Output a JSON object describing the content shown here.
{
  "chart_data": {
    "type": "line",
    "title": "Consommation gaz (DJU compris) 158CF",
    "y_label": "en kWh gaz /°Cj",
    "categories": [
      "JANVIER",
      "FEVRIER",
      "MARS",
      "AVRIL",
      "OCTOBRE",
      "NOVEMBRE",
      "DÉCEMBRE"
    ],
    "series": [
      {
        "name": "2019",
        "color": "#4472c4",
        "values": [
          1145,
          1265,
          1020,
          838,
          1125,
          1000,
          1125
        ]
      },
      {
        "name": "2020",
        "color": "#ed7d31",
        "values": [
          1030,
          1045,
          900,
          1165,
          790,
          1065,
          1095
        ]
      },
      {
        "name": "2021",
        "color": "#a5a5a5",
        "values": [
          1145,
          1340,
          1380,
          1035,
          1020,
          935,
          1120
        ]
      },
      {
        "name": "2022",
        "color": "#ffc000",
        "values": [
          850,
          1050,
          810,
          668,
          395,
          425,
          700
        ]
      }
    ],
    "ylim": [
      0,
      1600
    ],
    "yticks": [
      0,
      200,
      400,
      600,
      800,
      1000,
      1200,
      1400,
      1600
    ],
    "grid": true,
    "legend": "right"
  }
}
______________________________
THE TASK: Reproduce all of the material above word for word.

PROBLEM SOLUTION:
Output a JSON object describing the content shown here.
{
  "chart_data": {
    "type": "line",
    "title": "Consommation gaz (DJU compris) 158CF",
    "y_label": "en kWh gaz /°Cj",
    "categories": [
      "JANVIER",
      "FEVRIER",
      "MARS",
      "AVRIL",
      "OCTOBRE",
      "NOVEMBRE",
      "DÉCEMBRE"
    ],
    "series": [
      {
        "name": "2019",
        "color": "#4472c4",
        "values": [
          1145,
          1265,
          1020,
          838,
          1125,
          1000,
          1125
        ]
      },
      {
        "name": "2020",
        "color": "#ed7d31",
        "values": [
          1030,
          1045,
          900,
          1165,
          790,
          1065,
          1095
        ]
      },
      {
        "name": "2021",
        "color": "#a5a5a5",
        "values": [
          1145,
          1340,
          1380,
          1035,
          1020,
          935,
          1120
        ]
      },
      {
        "name": "2022",
        "color": "#ffc000",
        "values": [
          850,
          1050,
          810,
          668,
          395,
          425,
          700
        ]
      }
    ],
    "ylim": [
      0,
      1600
    ],
    "yticks": [
      0,
      200,
      400,
      600,
      800,
      1000,
      1200,
      1400,
      1600
    ],
    "grid": true,
    "legend": "right"
  }
}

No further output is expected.